┏━━

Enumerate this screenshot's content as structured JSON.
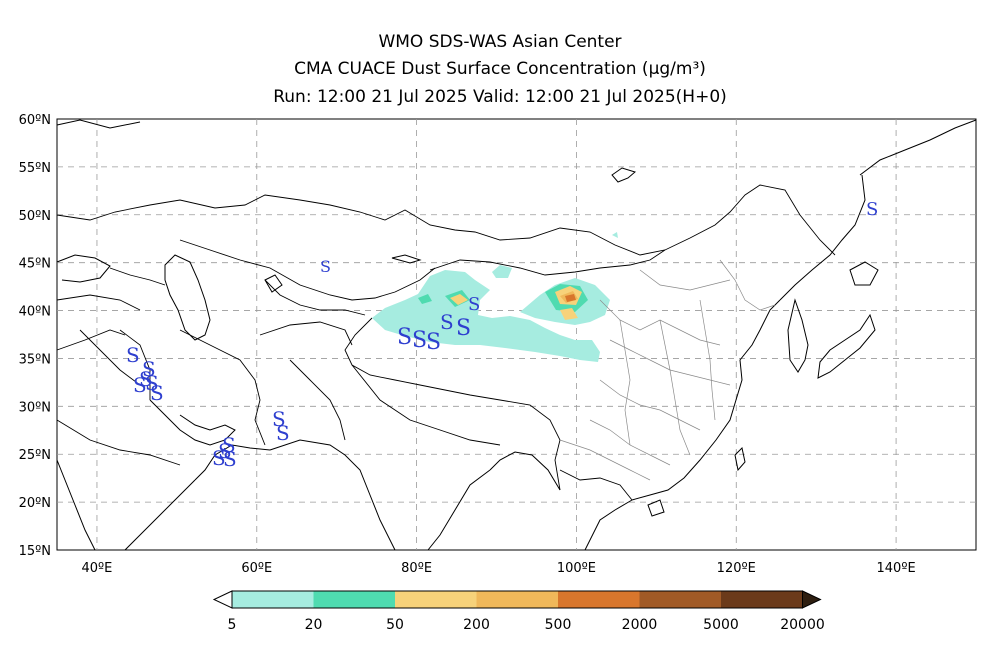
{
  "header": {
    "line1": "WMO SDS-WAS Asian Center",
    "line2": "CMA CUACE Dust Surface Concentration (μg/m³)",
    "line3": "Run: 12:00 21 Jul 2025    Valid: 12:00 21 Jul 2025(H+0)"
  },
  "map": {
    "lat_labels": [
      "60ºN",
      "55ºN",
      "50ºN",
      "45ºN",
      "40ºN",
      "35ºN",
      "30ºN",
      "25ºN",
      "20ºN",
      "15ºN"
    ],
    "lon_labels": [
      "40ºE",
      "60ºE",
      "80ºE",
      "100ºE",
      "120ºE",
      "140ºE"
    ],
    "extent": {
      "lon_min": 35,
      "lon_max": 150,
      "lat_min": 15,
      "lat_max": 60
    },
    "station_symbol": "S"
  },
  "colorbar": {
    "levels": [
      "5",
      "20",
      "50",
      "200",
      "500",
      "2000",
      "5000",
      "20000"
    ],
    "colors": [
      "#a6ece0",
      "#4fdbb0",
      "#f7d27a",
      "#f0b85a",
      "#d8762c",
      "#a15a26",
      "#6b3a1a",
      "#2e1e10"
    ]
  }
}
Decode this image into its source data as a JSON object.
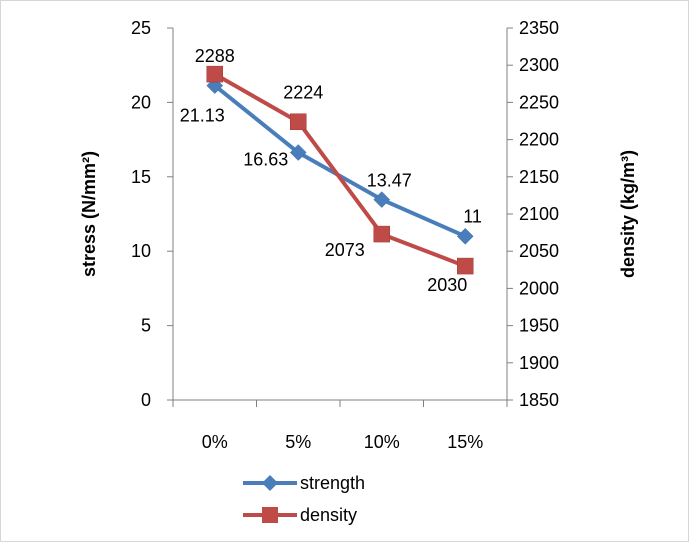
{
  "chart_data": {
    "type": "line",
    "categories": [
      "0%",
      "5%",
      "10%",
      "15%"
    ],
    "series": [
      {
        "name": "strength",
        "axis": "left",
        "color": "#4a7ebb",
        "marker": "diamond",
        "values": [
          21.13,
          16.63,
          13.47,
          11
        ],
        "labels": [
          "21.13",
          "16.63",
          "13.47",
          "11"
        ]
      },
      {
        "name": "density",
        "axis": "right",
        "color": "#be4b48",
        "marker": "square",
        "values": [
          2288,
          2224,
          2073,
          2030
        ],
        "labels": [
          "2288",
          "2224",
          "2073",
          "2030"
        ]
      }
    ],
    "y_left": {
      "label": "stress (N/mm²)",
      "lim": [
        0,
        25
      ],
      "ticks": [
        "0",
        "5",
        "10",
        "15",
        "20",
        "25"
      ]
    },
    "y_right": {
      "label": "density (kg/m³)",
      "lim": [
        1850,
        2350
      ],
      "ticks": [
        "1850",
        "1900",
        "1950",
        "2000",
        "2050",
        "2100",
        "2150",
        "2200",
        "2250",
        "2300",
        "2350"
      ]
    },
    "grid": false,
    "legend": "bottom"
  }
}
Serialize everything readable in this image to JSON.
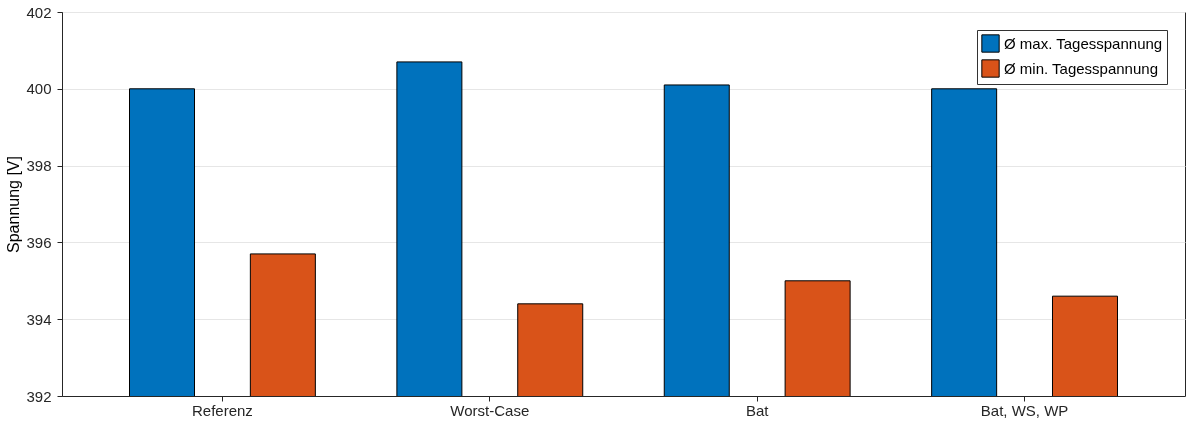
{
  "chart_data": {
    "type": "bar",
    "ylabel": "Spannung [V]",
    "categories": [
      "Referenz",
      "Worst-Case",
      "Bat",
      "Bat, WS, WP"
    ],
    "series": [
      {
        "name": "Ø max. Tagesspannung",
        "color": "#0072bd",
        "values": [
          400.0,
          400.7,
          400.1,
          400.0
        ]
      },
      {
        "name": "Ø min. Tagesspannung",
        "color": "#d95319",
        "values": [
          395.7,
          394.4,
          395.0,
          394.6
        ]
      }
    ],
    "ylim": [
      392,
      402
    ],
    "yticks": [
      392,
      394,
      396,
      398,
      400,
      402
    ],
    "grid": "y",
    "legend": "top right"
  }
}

┗━━

= WRITTEN REQUEST =
List each line of the records that holds the string "JSON".

= RIGHT ANSWER =
Enumerate this screenshot's content as structured JSON.
Decode this image into its source data as a JSON object.
Serialize everything readable in this image to JSON.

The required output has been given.